§ EXERCISE AIM
Give every line of the material again, exactly as written.

___

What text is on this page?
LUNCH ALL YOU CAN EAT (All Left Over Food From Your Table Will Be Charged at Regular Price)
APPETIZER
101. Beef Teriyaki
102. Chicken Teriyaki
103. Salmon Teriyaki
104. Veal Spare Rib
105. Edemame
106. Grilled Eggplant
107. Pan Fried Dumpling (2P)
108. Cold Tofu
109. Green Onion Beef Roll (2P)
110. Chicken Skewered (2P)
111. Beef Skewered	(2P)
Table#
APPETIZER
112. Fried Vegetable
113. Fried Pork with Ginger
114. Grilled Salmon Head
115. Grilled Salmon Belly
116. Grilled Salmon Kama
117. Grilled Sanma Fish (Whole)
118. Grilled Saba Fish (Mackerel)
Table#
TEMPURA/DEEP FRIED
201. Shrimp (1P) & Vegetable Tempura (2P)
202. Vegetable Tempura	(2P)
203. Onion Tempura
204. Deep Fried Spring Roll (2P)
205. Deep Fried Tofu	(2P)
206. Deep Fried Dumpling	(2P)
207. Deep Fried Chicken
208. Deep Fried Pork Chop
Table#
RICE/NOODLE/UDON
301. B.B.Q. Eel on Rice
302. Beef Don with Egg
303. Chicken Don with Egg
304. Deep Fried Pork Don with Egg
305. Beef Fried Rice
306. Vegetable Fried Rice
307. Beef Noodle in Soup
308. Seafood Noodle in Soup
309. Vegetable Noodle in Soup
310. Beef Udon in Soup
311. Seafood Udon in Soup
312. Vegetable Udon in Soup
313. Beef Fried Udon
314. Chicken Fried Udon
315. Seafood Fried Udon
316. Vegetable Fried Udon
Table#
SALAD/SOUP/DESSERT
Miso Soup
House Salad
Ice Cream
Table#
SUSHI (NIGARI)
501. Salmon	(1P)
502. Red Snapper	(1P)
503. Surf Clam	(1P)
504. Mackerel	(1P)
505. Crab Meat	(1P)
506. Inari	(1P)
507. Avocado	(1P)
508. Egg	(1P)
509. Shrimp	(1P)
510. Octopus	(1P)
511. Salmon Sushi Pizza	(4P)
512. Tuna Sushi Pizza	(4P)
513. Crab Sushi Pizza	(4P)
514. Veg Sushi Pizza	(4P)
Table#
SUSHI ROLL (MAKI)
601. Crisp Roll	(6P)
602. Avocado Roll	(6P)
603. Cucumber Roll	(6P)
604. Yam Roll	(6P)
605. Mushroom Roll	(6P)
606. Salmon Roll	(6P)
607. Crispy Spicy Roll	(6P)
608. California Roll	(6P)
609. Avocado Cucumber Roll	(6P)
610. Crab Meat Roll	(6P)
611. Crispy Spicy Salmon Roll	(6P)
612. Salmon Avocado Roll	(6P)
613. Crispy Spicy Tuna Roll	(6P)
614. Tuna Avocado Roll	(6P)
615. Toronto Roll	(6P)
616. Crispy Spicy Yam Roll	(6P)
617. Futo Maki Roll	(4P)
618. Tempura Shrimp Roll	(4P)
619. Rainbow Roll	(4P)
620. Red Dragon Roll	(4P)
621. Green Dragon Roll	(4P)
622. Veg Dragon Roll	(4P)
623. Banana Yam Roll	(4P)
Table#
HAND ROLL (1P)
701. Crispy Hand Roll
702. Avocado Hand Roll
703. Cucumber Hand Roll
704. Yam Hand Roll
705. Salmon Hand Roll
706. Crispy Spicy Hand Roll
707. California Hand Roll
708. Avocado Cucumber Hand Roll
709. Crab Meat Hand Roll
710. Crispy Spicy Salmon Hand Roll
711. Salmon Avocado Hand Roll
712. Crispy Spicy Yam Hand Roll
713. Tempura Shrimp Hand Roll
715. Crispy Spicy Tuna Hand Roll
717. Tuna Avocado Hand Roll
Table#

___

§ COMPLETED EXERCISE
What text is on this page?
LUNCH ALL YOU CAN EAT (All Left Over Food From Your Table Will Be Charged at Regular Price)
APPETIZER
101. Beef Teriyaki
102. Chicken Teriyaki
103. Salmon Teriyaki
104. Veal Spare Rib
105. Edemame
106. Grilled Eggplant
107. Pan Fried Dumpling (2P)
108. Cold Tofu
109. Green Onion Beef Roll (2P)
110. Chicken Skewered (2P)
111. Beef Skewered	(2P)
Table#
APPETIZER
112. Fried Vegetable
113. Fried Pork with Ginger
114. Grilled Salmon Head
115. Grilled Salmon Belly
116. Grilled Salmon Kama
117. Grilled Sanma Fish (Whole)
118. Grilled Saba Fish (Mackerel)
Table#
TEMPURA/DEEP FRIED
201. Shrimp (1P) & Vegetable Tempura (2P)
202. Vegetable Tempura	(2P)
203. Onion Tempura
204. Deep Fried Spring Roll (2P)
205. Deep Fried Tofu	(2P)
206. Deep Fried Dumpling	(2P)
207. Deep Fried Chicken
208. Deep Fried Pork Chop
Table#
RICE/NOODLE/UDON
301. B.B.Q. Eel on Rice
302. Beef Don with Egg
303. Chicken Don with Egg
304. Deep Fried Pork Don with Egg
305. Beef Fried Rice
306. Vegetable Fried Rice
307. Beef Noodle in Soup
308. Seafood Noodle in Soup
309. Vegetable Noodle in Soup
310. Beef Udon in Soup
311. Seafood Udon in Soup
312. Vegetable Udon in Soup
313. Beef Fried Udon
314. Chicken Fried Udon
315. Seafood Fried Udon
316. Vegetable Fried Udon
Table#
SALAD/SOUP/DESSERT
Miso Soup
House Salad
Ice Cream
Table#
SUSHI (NIGARI)
501. Salmon	(1P)
502. Red Snapper	(1P)
503. Surf Clam	(1P)
504. Mackerel	(1P)
505. Crab Meat	(1P)
506. Inari	(1P)
507. Avocado	(1P)
508. Egg	(1P)
509. Shrimp	(1P)
510. Octopus	(1P)
511. Salmon Sushi Pizza	(4P)
512. Tuna Sushi Pizza	(4P)
513. Crab Sushi Pizza	(4P)
514. Veg Sushi Pizza	(4P)
Table#
SUSHI ROLL (MAKI)
601. Crisp Roll	(6P)
602. Avocado Roll	(6P)
603. Cucumber Roll	(6P)
604. Yam Roll	(6P)
605. Mushroom Roll	(6P)
606. Salmon Roll	(6P)
607. Crispy Spicy Roll	(6P)
608. California Roll	(6P)
609. Avocado Cucumber Roll	(6P)
610. Crab Meat Roll	(6P)
611. Crispy Spicy Salmon Roll	(6P)
612. Salmon Avocado Roll	(6P)
613. Crispy Spicy Tuna Roll	(6P)
614. Tuna Avocado Roll	(6P)
615. Toronto Roll	(6P)
616. Crispy Spicy Yam Roll	(6P)
617. Futo Maki Roll	(4P)
618. Tempura Shrimp Roll	(4P)
619. Rainbow Roll	(4P)
620. Red Dragon Roll	(4P)
621. Green Dragon Roll	(4P)
622. Veg Dragon Roll	(4P)
623. Banana Yam Roll	(4P)
Table#
HAND ROLL (1P)
701. Crispy Hand Roll
702. Avocado Hand Roll
703. Cucumber Hand Roll
704. Yam Hand Roll
705. Salmon Hand Roll
706. Crispy Spicy Hand Roll
707. California Hand Roll
708. Avocado Cucumber Hand Roll
709. Crab Meat Hand Roll
710. Crispy Spicy Salmon Hand Roll
711. Salmon Avocado Hand Roll
712. Crispy Spicy Yam Hand Roll
713. Tempura Shrimp Hand Roll
715. Crispy Spicy Tuna Hand Roll
717. Tuna Avocado Hand Roll
Table#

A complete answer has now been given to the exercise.